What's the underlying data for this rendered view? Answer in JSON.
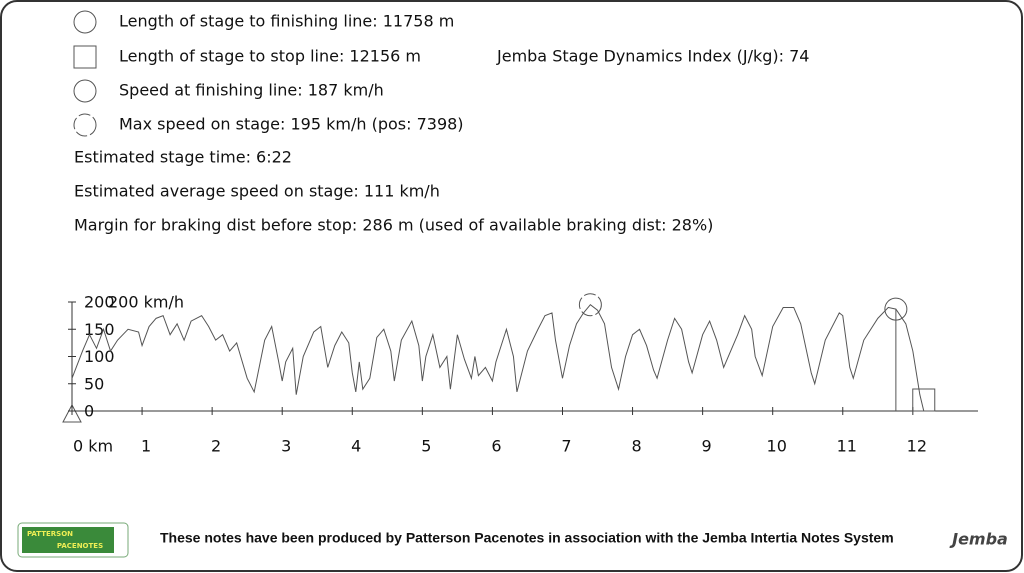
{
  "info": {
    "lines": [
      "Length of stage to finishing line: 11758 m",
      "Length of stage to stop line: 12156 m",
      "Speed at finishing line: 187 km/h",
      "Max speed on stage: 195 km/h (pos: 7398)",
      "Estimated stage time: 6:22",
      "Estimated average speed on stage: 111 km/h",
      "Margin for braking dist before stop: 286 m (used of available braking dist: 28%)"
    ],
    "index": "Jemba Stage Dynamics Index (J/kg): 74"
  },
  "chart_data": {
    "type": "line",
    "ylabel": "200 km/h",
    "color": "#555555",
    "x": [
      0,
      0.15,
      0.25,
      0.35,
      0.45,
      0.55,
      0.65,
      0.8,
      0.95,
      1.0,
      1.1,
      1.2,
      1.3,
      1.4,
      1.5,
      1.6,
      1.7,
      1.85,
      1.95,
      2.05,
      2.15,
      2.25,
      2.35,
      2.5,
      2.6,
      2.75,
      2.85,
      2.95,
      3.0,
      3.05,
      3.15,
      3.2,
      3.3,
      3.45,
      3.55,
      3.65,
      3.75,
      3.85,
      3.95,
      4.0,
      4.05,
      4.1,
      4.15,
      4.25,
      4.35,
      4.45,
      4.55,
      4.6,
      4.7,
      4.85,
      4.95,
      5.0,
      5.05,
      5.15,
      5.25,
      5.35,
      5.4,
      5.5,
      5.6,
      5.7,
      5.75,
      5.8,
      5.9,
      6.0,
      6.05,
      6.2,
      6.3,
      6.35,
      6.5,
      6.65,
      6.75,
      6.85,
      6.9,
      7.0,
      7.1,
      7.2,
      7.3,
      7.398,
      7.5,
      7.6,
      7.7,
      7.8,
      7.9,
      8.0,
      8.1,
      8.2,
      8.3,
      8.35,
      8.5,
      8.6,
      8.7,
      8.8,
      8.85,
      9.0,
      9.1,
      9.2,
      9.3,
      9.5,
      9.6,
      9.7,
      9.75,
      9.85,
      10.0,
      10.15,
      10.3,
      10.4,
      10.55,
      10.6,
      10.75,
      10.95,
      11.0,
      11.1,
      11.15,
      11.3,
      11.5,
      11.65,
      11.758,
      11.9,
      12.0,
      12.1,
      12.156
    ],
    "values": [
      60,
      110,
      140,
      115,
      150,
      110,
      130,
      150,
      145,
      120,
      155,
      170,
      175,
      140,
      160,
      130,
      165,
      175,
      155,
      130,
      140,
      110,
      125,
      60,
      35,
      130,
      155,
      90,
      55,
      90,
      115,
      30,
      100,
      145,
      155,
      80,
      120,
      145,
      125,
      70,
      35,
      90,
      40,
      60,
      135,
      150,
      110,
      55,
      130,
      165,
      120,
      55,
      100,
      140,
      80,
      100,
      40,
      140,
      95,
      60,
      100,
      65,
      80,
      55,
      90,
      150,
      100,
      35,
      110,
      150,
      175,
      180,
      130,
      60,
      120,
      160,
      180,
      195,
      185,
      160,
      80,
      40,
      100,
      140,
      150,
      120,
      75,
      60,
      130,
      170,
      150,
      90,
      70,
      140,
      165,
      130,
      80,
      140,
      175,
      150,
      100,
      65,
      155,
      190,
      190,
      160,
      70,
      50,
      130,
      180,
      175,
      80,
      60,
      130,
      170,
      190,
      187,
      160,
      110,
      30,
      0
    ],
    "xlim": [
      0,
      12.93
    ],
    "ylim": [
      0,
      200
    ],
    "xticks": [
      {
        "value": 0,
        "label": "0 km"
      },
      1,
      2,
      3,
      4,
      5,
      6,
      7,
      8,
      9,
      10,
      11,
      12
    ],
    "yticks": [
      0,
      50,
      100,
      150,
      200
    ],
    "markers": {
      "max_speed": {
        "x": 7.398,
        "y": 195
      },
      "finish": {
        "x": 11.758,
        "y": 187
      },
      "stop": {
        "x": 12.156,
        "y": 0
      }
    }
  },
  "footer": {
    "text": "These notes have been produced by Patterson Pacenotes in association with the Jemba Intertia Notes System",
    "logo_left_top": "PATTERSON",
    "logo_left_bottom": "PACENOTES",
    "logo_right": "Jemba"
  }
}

• • •

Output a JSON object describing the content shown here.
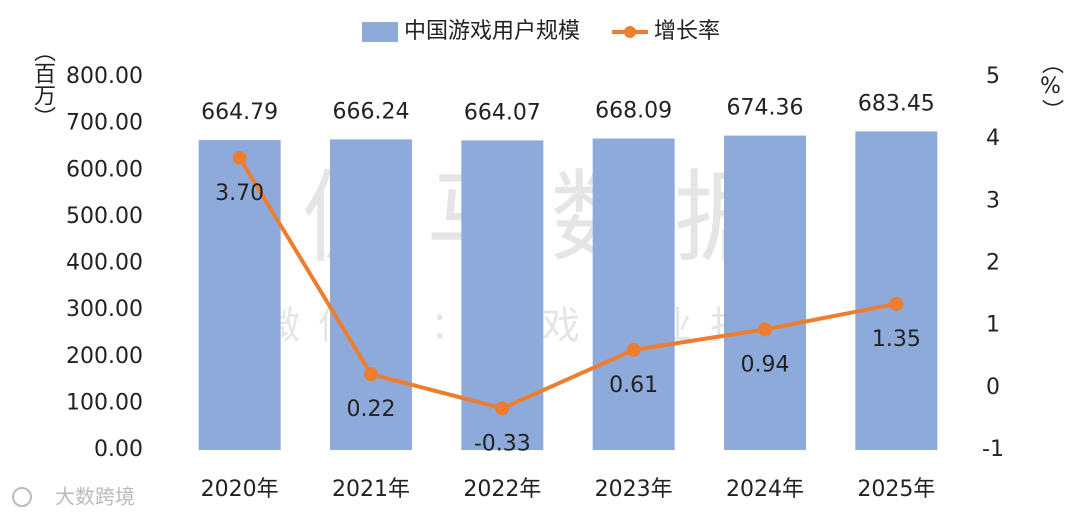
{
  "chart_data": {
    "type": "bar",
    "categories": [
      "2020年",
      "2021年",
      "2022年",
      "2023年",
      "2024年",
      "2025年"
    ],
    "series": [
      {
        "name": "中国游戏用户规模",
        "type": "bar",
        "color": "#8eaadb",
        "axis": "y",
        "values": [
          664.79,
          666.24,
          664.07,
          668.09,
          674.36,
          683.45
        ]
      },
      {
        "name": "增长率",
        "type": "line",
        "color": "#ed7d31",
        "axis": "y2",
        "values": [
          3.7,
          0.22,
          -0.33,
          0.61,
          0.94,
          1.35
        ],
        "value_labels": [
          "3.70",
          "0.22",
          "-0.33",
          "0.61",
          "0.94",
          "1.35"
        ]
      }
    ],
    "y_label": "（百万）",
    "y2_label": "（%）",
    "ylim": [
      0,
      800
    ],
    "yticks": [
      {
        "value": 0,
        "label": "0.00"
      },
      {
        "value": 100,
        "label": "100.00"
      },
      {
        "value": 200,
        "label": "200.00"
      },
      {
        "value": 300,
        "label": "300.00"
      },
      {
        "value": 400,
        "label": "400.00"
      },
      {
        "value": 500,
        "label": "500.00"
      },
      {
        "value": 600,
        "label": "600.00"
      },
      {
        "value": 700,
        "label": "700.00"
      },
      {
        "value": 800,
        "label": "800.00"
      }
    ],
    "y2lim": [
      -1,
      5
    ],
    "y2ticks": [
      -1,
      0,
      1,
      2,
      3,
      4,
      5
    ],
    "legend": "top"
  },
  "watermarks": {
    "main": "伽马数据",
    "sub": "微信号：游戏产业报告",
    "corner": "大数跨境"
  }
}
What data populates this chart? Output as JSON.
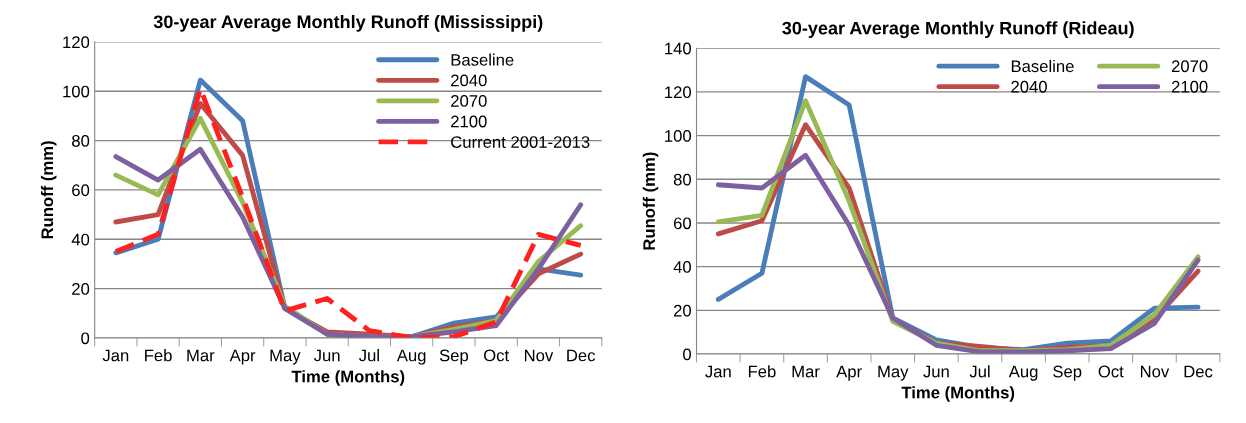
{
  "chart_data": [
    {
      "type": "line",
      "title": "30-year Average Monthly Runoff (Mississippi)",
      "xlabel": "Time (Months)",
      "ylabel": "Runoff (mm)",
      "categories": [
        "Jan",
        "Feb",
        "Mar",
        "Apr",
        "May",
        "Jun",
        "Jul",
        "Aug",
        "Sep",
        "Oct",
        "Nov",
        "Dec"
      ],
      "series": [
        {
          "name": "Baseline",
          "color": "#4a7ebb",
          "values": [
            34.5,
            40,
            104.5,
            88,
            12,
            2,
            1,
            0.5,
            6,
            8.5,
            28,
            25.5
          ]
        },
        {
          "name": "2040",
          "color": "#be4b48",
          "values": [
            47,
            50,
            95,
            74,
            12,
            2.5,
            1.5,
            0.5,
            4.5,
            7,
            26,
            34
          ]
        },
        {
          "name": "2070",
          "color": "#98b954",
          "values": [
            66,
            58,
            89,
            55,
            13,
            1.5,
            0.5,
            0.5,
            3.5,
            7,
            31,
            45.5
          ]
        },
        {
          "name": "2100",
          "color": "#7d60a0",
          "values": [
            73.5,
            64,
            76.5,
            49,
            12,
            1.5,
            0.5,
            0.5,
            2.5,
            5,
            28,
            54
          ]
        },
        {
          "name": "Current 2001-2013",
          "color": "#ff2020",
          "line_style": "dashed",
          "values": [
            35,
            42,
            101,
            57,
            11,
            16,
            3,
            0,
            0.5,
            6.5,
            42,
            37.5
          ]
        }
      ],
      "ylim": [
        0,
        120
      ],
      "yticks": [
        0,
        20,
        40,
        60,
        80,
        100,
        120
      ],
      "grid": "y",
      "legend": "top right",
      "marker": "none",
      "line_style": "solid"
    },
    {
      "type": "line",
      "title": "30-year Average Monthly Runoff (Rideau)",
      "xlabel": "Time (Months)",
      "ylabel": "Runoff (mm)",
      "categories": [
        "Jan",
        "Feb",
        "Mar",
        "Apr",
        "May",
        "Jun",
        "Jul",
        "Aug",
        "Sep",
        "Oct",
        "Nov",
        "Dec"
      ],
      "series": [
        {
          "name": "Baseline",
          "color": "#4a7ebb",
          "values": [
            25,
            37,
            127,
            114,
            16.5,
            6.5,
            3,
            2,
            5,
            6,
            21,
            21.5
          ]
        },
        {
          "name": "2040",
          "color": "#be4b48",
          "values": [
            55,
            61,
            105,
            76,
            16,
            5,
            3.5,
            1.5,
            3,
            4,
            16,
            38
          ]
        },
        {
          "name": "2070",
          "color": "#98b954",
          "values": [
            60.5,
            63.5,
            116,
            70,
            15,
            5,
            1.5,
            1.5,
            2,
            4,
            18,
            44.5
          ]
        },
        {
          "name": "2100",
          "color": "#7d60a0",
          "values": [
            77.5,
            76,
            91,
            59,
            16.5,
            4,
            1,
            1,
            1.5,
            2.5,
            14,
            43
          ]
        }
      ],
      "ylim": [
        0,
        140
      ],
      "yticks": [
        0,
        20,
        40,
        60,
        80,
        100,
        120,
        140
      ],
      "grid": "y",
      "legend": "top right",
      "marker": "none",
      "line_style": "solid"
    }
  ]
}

• • •

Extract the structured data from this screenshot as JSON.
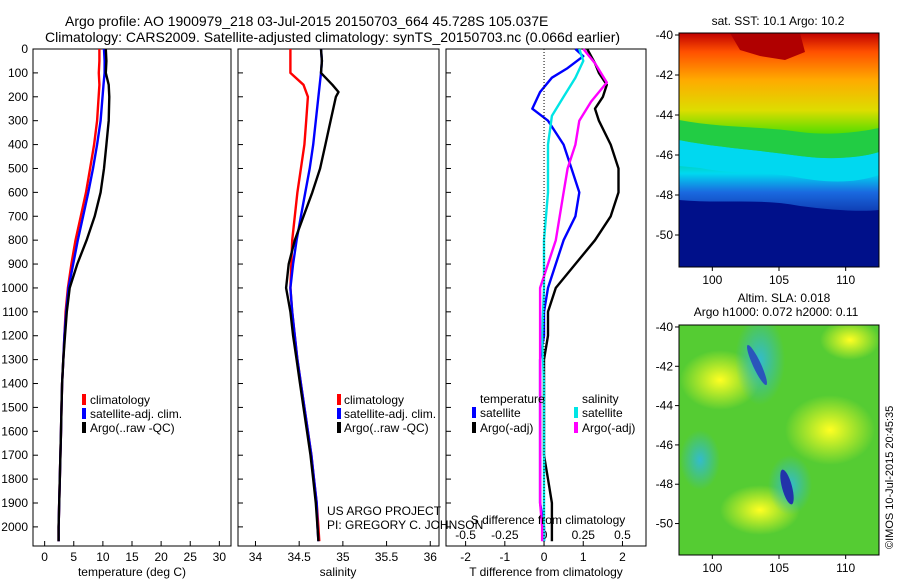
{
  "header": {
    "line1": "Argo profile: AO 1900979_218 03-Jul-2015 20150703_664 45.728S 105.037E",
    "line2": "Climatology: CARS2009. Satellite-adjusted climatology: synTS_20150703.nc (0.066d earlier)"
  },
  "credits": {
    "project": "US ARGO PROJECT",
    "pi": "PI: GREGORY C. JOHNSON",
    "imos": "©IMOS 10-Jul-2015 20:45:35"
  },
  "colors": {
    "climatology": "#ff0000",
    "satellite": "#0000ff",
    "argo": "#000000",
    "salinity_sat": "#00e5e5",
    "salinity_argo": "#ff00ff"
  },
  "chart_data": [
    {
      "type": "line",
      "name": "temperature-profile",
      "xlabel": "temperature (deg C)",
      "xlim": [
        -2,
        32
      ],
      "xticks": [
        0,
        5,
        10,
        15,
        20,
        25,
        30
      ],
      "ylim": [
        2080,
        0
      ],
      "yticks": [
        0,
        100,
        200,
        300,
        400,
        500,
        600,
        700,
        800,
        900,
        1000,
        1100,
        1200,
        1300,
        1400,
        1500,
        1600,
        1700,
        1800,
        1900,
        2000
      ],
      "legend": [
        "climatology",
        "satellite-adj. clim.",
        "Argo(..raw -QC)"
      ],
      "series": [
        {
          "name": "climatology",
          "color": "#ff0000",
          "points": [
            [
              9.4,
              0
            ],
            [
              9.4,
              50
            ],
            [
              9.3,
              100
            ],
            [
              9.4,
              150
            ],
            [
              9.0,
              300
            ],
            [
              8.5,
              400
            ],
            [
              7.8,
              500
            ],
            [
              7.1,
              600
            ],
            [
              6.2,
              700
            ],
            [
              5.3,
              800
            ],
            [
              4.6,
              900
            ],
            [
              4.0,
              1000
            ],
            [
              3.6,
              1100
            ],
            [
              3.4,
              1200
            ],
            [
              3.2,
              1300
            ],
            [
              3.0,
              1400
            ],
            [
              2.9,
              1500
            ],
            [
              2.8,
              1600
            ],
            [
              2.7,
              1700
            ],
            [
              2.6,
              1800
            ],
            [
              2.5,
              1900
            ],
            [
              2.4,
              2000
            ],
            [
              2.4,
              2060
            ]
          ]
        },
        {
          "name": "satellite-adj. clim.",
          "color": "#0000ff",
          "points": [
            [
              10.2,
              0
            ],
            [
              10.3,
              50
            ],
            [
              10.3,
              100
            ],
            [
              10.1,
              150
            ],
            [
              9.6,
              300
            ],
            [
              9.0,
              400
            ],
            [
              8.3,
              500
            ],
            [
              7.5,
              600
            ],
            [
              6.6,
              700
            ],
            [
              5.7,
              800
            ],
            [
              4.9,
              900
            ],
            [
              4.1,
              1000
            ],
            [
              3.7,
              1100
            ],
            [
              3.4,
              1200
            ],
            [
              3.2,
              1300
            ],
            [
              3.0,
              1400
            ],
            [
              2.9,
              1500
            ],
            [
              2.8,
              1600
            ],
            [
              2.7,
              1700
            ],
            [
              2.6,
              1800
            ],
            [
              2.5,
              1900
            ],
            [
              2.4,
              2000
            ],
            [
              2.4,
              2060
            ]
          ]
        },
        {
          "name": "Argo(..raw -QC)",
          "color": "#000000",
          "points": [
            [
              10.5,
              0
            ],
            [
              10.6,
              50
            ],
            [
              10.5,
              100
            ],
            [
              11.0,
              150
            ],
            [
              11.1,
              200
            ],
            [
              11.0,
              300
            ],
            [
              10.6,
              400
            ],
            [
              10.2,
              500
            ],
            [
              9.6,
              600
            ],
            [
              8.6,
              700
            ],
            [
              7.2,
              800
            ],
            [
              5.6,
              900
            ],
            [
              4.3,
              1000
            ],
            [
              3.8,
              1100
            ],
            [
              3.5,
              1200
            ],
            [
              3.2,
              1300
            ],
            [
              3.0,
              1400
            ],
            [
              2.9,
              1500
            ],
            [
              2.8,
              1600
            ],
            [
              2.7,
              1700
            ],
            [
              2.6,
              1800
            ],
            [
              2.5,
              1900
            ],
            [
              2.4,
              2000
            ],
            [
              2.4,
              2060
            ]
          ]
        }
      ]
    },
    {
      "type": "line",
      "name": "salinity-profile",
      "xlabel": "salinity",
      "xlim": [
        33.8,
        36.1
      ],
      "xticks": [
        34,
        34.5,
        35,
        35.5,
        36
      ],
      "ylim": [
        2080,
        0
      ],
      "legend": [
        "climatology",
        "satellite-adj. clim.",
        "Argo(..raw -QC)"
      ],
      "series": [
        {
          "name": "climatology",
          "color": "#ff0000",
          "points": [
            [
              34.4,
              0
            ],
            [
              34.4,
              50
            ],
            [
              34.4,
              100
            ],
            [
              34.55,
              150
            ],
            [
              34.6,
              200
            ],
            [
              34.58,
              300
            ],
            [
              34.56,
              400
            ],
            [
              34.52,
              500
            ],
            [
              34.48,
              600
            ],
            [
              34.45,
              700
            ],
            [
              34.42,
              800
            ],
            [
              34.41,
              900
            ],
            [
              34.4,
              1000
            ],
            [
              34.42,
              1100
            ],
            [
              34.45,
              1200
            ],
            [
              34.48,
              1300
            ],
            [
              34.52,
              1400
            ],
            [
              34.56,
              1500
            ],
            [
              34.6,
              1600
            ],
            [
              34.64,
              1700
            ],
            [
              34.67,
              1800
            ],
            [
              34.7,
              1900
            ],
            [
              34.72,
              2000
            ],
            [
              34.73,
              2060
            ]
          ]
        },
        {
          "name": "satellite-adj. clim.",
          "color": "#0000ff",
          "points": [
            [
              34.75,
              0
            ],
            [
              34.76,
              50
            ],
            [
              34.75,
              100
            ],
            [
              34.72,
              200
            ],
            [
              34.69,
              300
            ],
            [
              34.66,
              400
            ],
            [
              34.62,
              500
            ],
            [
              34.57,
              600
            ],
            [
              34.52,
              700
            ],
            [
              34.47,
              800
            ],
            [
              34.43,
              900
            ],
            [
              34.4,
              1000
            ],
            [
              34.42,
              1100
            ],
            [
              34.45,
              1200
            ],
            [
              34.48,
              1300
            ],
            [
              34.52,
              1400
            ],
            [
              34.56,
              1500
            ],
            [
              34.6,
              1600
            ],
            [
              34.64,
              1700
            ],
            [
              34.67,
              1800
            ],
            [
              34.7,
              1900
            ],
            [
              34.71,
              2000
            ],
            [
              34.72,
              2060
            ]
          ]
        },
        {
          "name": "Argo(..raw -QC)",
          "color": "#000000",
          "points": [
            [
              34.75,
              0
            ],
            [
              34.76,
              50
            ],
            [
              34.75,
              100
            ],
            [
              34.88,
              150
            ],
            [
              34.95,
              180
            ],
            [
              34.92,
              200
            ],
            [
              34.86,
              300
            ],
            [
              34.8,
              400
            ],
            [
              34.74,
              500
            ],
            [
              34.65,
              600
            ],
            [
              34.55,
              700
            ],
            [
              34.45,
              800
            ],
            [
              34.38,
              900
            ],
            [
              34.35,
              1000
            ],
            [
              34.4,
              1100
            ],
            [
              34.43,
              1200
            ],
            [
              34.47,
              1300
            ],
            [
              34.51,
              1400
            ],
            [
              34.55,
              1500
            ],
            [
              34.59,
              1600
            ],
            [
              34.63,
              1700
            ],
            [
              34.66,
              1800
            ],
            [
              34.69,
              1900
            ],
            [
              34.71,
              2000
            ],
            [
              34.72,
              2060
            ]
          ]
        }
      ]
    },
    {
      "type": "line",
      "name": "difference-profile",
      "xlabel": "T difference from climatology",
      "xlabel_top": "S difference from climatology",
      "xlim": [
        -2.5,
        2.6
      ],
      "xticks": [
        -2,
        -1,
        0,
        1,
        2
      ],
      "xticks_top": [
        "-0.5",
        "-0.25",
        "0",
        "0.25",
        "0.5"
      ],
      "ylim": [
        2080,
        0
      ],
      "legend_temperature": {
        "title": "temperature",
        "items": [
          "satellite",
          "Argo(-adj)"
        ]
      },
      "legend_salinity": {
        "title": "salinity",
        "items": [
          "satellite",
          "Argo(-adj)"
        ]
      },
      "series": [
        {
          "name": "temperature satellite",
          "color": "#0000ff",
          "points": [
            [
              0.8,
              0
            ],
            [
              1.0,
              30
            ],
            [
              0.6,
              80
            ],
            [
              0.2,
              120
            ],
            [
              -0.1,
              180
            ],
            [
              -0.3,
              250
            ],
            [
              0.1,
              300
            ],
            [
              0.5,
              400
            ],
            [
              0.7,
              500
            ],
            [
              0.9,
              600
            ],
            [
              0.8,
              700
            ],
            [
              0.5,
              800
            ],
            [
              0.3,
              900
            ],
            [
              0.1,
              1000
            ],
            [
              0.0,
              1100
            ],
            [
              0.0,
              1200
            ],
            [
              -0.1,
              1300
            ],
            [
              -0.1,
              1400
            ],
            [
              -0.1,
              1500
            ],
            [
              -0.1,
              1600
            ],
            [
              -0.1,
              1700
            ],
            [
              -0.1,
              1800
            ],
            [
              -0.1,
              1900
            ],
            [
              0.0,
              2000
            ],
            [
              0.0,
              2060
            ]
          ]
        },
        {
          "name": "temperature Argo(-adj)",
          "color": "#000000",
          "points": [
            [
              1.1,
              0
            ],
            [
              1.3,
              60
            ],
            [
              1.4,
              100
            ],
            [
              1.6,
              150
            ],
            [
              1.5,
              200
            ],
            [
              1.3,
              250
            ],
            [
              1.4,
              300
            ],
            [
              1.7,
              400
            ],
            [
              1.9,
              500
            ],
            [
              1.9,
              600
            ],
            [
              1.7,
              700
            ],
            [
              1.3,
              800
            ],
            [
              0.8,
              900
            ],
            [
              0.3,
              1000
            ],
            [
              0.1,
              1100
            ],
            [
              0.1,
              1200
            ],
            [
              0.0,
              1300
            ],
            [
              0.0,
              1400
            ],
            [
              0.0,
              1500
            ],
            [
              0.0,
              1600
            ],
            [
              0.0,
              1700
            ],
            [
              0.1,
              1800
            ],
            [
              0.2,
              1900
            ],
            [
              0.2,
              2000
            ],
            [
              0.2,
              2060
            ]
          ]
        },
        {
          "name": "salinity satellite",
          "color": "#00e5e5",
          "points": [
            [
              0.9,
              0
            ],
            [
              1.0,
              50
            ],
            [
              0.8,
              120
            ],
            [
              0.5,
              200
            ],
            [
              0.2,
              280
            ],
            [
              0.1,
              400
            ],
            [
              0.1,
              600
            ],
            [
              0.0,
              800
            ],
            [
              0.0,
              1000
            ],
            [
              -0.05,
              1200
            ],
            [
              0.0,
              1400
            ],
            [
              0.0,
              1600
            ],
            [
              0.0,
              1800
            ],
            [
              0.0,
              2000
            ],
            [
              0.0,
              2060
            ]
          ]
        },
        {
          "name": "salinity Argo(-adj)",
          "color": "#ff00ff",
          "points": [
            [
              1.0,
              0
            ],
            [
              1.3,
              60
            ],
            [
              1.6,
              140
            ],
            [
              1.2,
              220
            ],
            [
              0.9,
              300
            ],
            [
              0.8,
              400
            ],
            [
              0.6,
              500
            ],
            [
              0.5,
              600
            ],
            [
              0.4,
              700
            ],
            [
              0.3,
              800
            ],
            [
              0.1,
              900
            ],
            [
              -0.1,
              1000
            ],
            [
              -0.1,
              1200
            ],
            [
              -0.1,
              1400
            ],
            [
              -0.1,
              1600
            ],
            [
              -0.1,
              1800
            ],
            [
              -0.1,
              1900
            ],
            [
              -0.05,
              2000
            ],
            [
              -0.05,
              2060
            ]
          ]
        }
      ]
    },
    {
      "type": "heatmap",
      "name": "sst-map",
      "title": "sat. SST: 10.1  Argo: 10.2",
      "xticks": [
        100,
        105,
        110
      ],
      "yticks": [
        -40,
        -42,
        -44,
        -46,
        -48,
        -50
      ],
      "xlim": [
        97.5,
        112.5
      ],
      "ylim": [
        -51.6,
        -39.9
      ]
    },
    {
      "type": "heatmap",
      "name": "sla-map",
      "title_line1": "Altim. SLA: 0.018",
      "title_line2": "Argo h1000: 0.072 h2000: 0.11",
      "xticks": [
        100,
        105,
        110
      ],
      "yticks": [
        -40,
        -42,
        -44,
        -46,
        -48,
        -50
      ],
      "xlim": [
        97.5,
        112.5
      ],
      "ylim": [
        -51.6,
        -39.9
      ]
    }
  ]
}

• • •

▶ INSTRUCTIONS TO FOLLOW: Give every line of the material that includes the string "finishing".

▶ COMPLETE RESPONSE:
      "Length of stage to finishing line: 11758 m",
      "Speed at finishing line: 187 km/h",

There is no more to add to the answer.